**Task data:**
** START **

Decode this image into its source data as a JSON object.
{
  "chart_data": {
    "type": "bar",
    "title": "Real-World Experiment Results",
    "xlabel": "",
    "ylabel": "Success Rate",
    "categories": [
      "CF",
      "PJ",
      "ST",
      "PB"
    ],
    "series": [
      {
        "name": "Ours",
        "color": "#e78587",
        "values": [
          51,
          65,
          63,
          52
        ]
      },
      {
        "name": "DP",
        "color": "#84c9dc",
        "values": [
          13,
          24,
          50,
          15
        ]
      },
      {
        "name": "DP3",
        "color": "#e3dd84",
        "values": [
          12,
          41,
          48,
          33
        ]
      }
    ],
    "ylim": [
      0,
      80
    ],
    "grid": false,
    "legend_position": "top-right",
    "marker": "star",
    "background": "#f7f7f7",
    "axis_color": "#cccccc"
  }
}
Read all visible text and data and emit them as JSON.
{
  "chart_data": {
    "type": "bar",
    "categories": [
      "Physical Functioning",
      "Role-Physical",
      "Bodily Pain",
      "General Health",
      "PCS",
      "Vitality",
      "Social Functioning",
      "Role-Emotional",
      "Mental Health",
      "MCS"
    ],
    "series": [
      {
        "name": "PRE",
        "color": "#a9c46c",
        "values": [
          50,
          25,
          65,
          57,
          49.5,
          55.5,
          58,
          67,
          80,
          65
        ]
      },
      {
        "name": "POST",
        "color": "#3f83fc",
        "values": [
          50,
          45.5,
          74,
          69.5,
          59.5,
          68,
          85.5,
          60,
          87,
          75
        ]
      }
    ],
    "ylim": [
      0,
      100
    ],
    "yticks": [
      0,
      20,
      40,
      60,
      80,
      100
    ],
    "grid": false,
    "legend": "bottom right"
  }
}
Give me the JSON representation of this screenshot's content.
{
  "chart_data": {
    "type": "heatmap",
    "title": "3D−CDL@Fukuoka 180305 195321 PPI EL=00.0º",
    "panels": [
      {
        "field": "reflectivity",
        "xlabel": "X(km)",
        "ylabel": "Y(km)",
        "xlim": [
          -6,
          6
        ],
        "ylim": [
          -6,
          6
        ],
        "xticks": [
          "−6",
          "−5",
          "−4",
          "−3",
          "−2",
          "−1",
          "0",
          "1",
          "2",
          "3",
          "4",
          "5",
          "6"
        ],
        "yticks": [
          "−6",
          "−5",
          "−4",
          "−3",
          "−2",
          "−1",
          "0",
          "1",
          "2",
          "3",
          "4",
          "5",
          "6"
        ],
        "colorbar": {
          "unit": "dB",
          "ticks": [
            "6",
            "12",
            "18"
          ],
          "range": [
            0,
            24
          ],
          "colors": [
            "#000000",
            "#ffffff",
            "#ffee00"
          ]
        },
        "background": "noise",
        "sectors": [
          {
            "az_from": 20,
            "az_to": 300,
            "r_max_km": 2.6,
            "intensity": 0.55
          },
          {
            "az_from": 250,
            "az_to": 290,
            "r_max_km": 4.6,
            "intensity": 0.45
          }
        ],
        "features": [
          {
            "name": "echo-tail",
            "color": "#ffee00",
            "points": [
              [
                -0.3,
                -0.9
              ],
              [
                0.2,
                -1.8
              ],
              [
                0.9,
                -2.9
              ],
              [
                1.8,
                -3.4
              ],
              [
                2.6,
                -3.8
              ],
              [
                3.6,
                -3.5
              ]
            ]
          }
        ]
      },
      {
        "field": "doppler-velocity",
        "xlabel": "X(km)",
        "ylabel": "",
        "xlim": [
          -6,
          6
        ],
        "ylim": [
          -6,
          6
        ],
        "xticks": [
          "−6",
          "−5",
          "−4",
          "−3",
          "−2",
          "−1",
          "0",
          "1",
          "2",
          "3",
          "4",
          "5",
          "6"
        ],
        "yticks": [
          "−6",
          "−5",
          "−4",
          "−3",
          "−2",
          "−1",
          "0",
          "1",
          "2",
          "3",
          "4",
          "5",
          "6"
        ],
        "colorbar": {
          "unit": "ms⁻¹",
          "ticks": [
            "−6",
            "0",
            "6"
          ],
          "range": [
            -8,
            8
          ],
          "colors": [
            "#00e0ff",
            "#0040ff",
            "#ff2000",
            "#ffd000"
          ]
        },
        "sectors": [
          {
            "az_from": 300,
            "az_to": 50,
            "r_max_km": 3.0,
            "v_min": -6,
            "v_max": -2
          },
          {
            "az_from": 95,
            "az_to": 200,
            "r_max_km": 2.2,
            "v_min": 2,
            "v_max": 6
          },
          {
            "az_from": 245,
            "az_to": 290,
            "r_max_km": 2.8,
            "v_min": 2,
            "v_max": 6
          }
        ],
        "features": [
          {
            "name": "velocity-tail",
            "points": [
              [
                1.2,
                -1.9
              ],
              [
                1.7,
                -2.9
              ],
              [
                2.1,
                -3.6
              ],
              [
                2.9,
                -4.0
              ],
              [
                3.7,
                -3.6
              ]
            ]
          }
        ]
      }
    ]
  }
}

** END **

Each line of the material must be restated exactly.

Decode this image into its source data as a JSON object.
{
  "chart_data": {
    "type": "bar",
    "title": "Real-World Experiment Results",
    "xlabel": "",
    "ylabel": "Success Rate",
    "categories": [
      "CF",
      "PJ",
      "ST",
      "PB"
    ],
    "series": [
      {
        "name": "Ours",
        "color": "#e78587",
        "values": [
          51,
          65,
          63,
          52
        ]
      },
      {
        "name": "DP",
        "color": "#84c9dc",
        "values": [
          13,
          24,
          50,
          15
        ]
      },
      {
        "name": "DP3",
        "color": "#e3dd84",
        "values": [
          12,
          41,
          48,
          33
        ]
      }
    ],
    "ylim": [
      0,
      80
    ],
    "grid": false,
    "legend_position": "top-right",
    "marker": "star",
    "background": "#f7f7f7",
    "axis_color": "#cccccc"
  }
}
Read all visible text and data and emit them as JSON.
{
  "chart_data": {
    "type": "bar",
    "categories": [
      "Physical Functioning",
      "Role-Physical",
      "Bodily Pain",
      "General Health",
      "PCS",
      "Vitality",
      "Social Functioning",
      "Role-Emotional",
      "Mental Health",
      "MCS"
    ],
    "series": [
      {
        "name": "PRE",
        "color": "#a9c46c",
        "values": [
          50,
          25,
          65,
          57,
          49.5,
          55.5,
          58,
          67,
          80,
          65
        ]
      },
      {
        "name": "POST",
        "color": "#3f83fc",
        "values": [
          50,
          45.5,
          74,
          69.5,
          59.5,
          68,
          85.5,
          60,
          87,
          75
        ]
      }
    ],
    "ylim": [
      0,
      100
    ],
    "yticks": [
      0,
      20,
      40,
      60,
      80,
      100
    ],
    "grid": false,
    "legend": "bottom right"
  }
}
Give me the JSON representation of this screenshot's content.
{
  "chart_data": {
    "type": "heatmap",
    "title": "3D−CDL@Fukuoka 180305 195321 PPI EL=00.0º",
    "panels": [
      {
        "field": "reflectivity",
        "xlabel": "X(km)",
        "ylabel": "Y(km)",
        "xlim": [
          -6,
          6
        ],
        "ylim": [
          -6,
          6
        ],
        "xticks": [
          "−6",
          "−5",
          "−4",
          "−3",
          "−2",
          "−1",
          "0",
          "1",
          "2",
          "3",
          "4",
          "5",
          "6"
        ],
        "yticks": [
          "−6",
          "−5",
          "−4",
          "−3",
          "−2",
          "−1",
          "0",
          "1",
          "2",
          "3",
          "4",
          "5",
          "6"
        ],
        "colorbar": {
          "unit": "dB",
          "ticks": [
            "6",
            "12",
            "18"
          ],
          "range": [
            0,
            24
          ],
          "colors": [
            "#000000",
            "#ffffff",
            "#ffee00"
          ]
        },
        "background": "noise",
        "sectors": [
          {
            "az_from": 20,
            "az_to": 300,
            "r_max_km": 2.6,
            "intensity": 0.55
          },
          {
            "az_from": 250,
            "az_to": 290,
            "r_max_km": 4.6,
            "intensity": 0.45
          }
        ],
        "features": [
          {
            "name": "echo-tail",
            "color": "#ffee00",
            "points": [
              [
                -0.3,
                -0.9
              ],
              [
                0.2,
                -1.8
              ],
              [
                0.9,
                -2.9
              ],
              [
                1.8,
                -3.4
              ],
              [
                2.6,
                -3.8
              ],
              [
                3.6,
                -3.5
              ]
            ]
          }
        ]
      },
      {
        "field": "doppler-velocity",
        "xlabel": "X(km)",
        "ylabel": "",
        "xlim": [
          -6,
          6
        ],
        "ylim": [
          -6,
          6
        ],
        "xticks": [
          "−6",
          "−5",
          "−4",
          "−3",
          "−2",
          "−1",
          "0",
          "1",
          "2",
          "3",
          "4",
          "5",
          "6"
        ],
        "yticks": [
          "−6",
          "−5",
          "−4",
          "−3",
          "−2",
          "−1",
          "0",
          "1",
          "2",
          "3",
          "4",
          "5",
          "6"
        ],
        "colorbar": {
          "unit": "ms⁻¹",
          "ticks": [
            "−6",
            "0",
            "6"
          ],
          "range": [
            -8,
            8
          ],
          "colors": [
            "#00e0ff",
            "#0040ff",
            "#ff2000",
            "#ffd000"
          ]
        },
        "sectors": [
          {
            "az_from": 300,
            "az_to": 50,
            "r_max_km": 3.0,
            "v_min": -6,
            "v_max": -2
          },
          {
            "az_from": 95,
            "az_to": 200,
            "r_max_km": 2.2,
            "v_min": 2,
            "v_max": 6
          },
          {
            "az_from": 245,
            "az_to": 290,
            "r_max_km": 2.8,
            "v_min": 2,
            "v_max": 6
          }
        ],
        "features": [
          {
            "name": "velocity-tail",
            "points": [
              [
                1.2,
                -1.9
              ],
              [
                1.7,
                -2.9
              ],
              [
                2.1,
                -3.6
              ],
              [
                2.9,
                -4.0
              ],
              [
                3.7,
                -3.6
              ]
            ]
          }
        ]
      }
    ]
  }
}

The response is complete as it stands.